• WORK REQUIRED:
Transcribe the listing below word for word.

• EXERCISE MATERIAL:
::::::::::
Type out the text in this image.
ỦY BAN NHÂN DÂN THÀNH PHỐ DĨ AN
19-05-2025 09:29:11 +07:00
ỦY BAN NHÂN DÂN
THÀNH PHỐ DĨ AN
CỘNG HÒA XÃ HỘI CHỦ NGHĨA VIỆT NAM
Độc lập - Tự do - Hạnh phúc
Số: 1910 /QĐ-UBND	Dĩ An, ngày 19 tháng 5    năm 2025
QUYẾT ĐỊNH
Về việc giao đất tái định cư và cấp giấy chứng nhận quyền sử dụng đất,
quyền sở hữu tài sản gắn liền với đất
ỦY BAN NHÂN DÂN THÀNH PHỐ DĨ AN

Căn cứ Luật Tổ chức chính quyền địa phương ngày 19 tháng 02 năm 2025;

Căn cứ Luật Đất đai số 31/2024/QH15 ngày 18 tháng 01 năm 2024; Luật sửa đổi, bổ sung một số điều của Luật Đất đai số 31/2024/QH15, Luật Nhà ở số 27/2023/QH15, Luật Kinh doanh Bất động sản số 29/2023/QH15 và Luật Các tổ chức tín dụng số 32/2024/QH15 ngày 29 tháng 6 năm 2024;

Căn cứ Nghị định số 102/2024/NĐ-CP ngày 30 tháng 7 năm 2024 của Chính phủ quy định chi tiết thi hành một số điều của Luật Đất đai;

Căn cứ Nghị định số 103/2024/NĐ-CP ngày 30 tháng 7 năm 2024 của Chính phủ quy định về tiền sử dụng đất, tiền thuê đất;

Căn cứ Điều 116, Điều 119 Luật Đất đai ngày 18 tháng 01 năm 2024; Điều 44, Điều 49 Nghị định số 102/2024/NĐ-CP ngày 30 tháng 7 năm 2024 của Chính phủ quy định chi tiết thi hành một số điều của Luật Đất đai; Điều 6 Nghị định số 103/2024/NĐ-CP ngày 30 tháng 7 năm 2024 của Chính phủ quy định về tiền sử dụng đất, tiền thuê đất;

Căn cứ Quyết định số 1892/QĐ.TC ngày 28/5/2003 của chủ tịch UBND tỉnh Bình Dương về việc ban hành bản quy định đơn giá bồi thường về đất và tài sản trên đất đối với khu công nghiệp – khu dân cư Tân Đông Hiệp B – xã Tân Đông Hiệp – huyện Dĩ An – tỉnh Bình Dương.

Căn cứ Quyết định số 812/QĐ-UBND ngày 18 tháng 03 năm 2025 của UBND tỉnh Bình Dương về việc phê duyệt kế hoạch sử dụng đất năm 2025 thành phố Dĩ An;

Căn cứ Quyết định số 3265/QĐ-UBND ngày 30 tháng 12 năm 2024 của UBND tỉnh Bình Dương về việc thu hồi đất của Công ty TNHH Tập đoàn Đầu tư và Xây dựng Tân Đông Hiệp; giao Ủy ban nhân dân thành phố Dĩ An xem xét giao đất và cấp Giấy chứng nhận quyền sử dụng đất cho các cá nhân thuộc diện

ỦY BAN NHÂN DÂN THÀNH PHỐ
::::::::::
• EXERCISE OUTPUT:
Type out the text in this image.
ỦY BAN NHÂN DÂN THÀNH PHỐ DĨ AN
19-05-2025 09:29:11 +07:00
ỦY BAN NHÂN DÂN
THÀNH PHỐ DĨ AN
CỘNG HÒA XÃ HỘI CHỦ NGHĨA VIỆT NAM
Độc lập - Tự do - Hạnh phúc
Số: 1910 /QĐ-UBND	Dĩ An, ngày 19 tháng 5    năm 2025
QUYẾT ĐỊNH
Về việc giao đất tái định cư và cấp giấy chứng nhận quyền sử dụng đất,
quyền sở hữu tài sản gắn liền với đất
ỦY BAN NHÂN DÂN THÀNH PHỐ DĨ AN

Căn cứ Luật Tổ chức chính quyền địa phương ngày 19 tháng 02 năm 2025;

Căn cứ Luật Đất đai số 31/2024/QH15 ngày 18 tháng 01 năm 2024; Luật sửa đổi, bổ sung một số điều của Luật Đất đai số 31/2024/QH15, Luật Nhà ở số 27/2023/QH15, Luật Kinh doanh Bất động sản số 29/2023/QH15 và Luật Các tổ chức tín dụng số 32/2024/QH15 ngày 29 tháng 6 năm 2024;

Căn cứ Nghị định số 102/2024/NĐ-CP ngày 30 tháng 7 năm 2024 của Chính phủ quy định chi tiết thi hành một số điều của Luật Đất đai;

Căn cứ Nghị định số 103/2024/NĐ-CP ngày 30 tháng 7 năm 2024 của Chính phủ quy định về tiền sử dụng đất, tiền thuê đất;

Căn cứ Điều 116, Điều 119 Luật Đất đai ngày 18 tháng 01 năm 2024; Điều 44, Điều 49 Nghị định số 102/2024/NĐ-CP ngày 30 tháng 7 năm 2024 của Chính phủ quy định chi tiết thi hành một số điều của Luật Đất đai; Điều 6 Nghị định số 103/2024/NĐ-CP ngày 30 tháng 7 năm 2024 của Chính phủ quy định về tiền sử dụng đất, tiền thuê đất;

Căn cứ Quyết định số 1892/QĐ.TC ngày 28/5/2003 của chủ tịch UBND tỉnh Bình Dương về việc ban hành bản quy định đơn giá bồi thường về đất và tài sản trên đất đối với khu công nghiệp – khu dân cư Tân Đông Hiệp B – xã Tân Đông Hiệp – huyện Dĩ An – tỉnh Bình Dương.

Căn cứ Quyết định số 812/QĐ-UBND ngày 18 tháng 03 năm 2025 của UBND tỉnh Bình Dương về việc phê duyệt kế hoạch sử dụng đất năm 2025 thành phố Dĩ An;

Căn cứ Quyết định số 3265/QĐ-UBND ngày 30 tháng 12 năm 2024 của UBND tỉnh Bình Dương về việc thu hồi đất của Công ty TNHH Tập đoàn Đầu tư và Xây dựng Tân Đông Hiệp; giao Ủy ban nhân dân thành phố Dĩ An xem xét giao đất và cấp Giấy chứng nhận quyền sử dụng đất cho các cá nhân thuộc diện

ỦY BAN NHÂN DÂN THÀNH PHỐ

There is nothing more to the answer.